[GOAL]
Set down every entry word for word. Omit the pictures.

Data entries

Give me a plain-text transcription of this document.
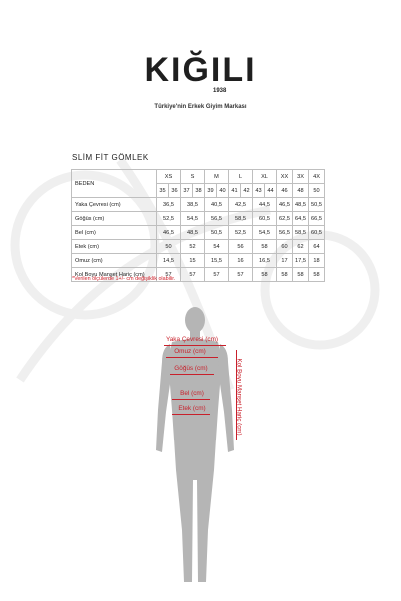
KIĞILI
1938
Türkiye'nin Erkek Giyim Markası
SLİM FİT GÖMLEK
BEDEN	XS		S		M		L		XL		XX	3X	4X
	35	36	37	38	39	40	41	42	43	44	46	48	50
Yaka Çevresi (cm)	36,5		38,5		40,5		42,5		44,5		46,5	48,5	50,5
Göğüs (cm)	52,5		54,5		56,5		58,5		60,5		62,5	64,5	66,5
Bel (cm)	46,5		48,5		50,5		52,5		54,5		56,5	58,5	60,5
Etek (cm)	50		52		54		56		58		60	62	64
Omuz (cm)	14,5		15		15,5		16		16,5		17	17,5	18
Kol Boyu Manşet Hariç (cm)	57		57		57		57		58		58	58	58
*Verilen ölçülerde 1+/- cm değişiklik olabilir.
Yaka Çevresi (cm)
Omuz (cm)
Göğüs (cm)
Bel (cm)
Etek (cm)	Kol Boyu Manşet Hariç (cm)
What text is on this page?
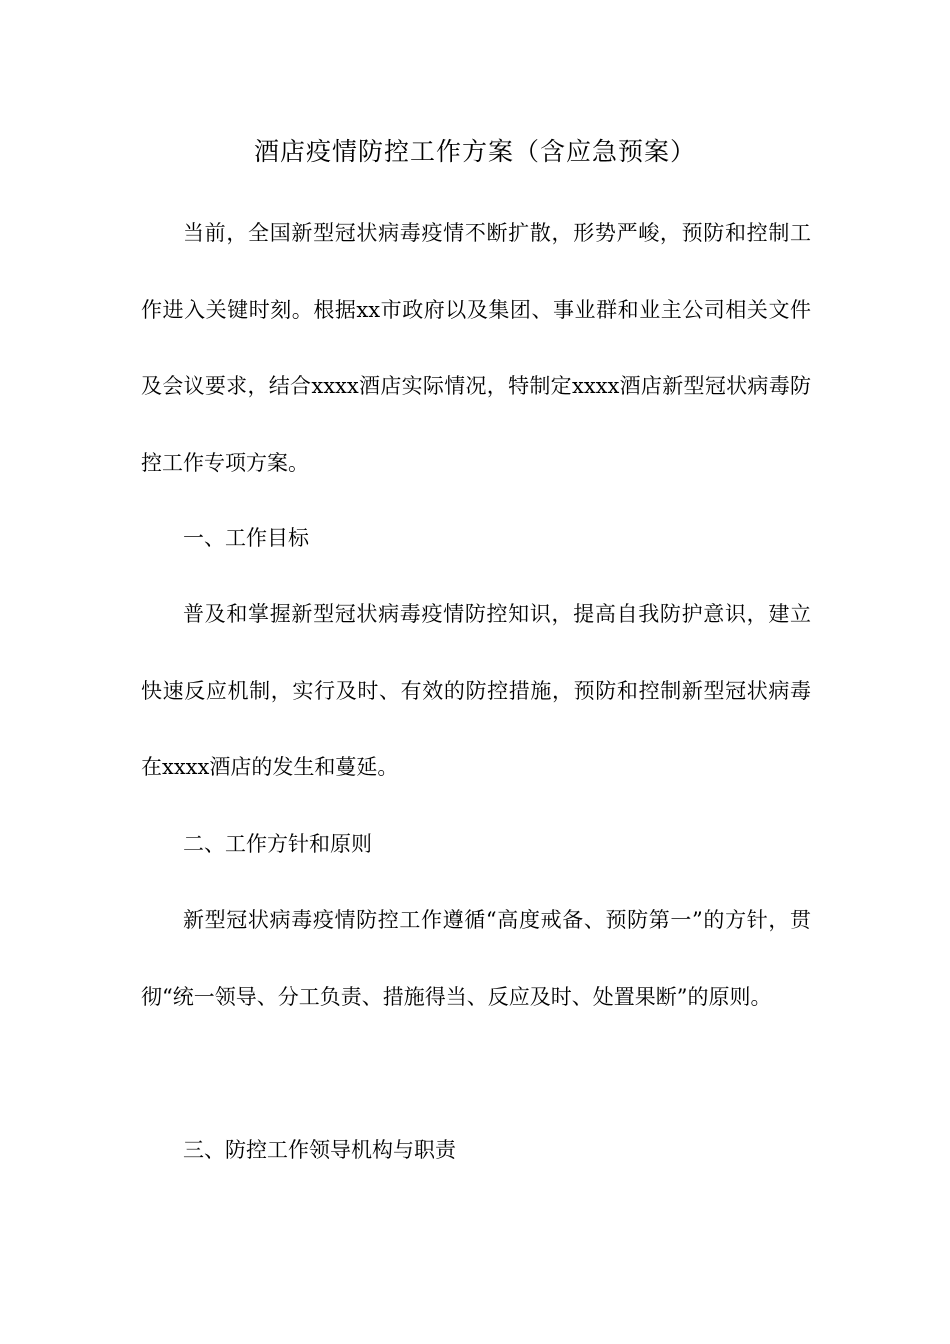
酒店疫情防控工作方案（含应急预案）
当前，全国新型冠状病毒疫情不断扩散，形势严峻，预防和控制工作进入关键时刻。根据xx市政府以及集团、事业群和业主公司相关文件及会议要求，结合xxxx酒店实际情况，特制定xxxx酒店新型冠状病毒防控工作专项方案。
一、工作目标
普及和掌握新型冠状病毒疫情防控知识，提高自我防护意识，建立快速反应机制，实行及时、有效的防控措施，预防和控制新型冠状病毒在xxxx酒店的发生和蔓延。
二、工作方针和原则
新型冠状病毒疫情防控工作遵循“高度戒备、预防第一”的方针，贯彻“统一领导、分工负责、措施得当、反应及时、处置果断”的原则。
三、防控工作领导机构与职责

[TASK OUTPUT]
Give me a plain-text transcription of this document.
KIĞILI
1938
Türkiye'nin Erkek Giyim Markası
SLİM FİT GÖMLEK
BEDEN	XS		S		M		L		XL		XX	3X	4X
	35	36	37	38	39	40	41	42	43	44	46	48	50
Yaka Çevresi (cm)	36,5		38,5		40,5		42,5		44,5		46,5	48,5	50,5
Göğüs (cm)	52,5		54,5		56,5		58,5		60,5		62,5	64,5	66,5
Bel (cm)	46,5		48,5		50,5		52,5		54,5		56,5	58,5	60,5
Etek (cm)	50		52		54		56		58		60	62	64
Omuz (cm)	14,5		15		15,5		16		16,5		17	17,5	18
Kol Boyu Manşet Hariç (cm)	57		57		57		57		58		58	58	58
*Verilen ölçülerde 1+/- cm değişiklik olabilir.
Yaka Çevresi (cm)
Omuz (cm)
Göğüs (cm)
Bel (cm)
Etek (cm)	Kol Boyu Manşet Hariç (cm)
What text is on this page?
酒店疫情防控工作方案（含应急预案）
当前，全国新型冠状病毒疫情不断扩散，形势严峻，预防和控制工作进入关键时刻。根据xx市政府以及集团、事业群和业主公司相关文件及会议要求，结合xxxx酒店实际情况，特制定xxxx酒店新型冠状病毒防控工作专项方案。
一、工作目标
普及和掌握新型冠状病毒疫情防控知识，提高自我防护意识，建立快速反应机制，实行及时、有效的防控措施，预防和控制新型冠状病毒在xxxx酒店的发生和蔓延。
二、工作方针和原则
新型冠状病毒疫情防控工作遵循“高度戒备、预防第一”的方针，贯彻“统一领导、分工负责、措施得当、反应及时、处置果断”的原则。
三、防控工作领导机构与职责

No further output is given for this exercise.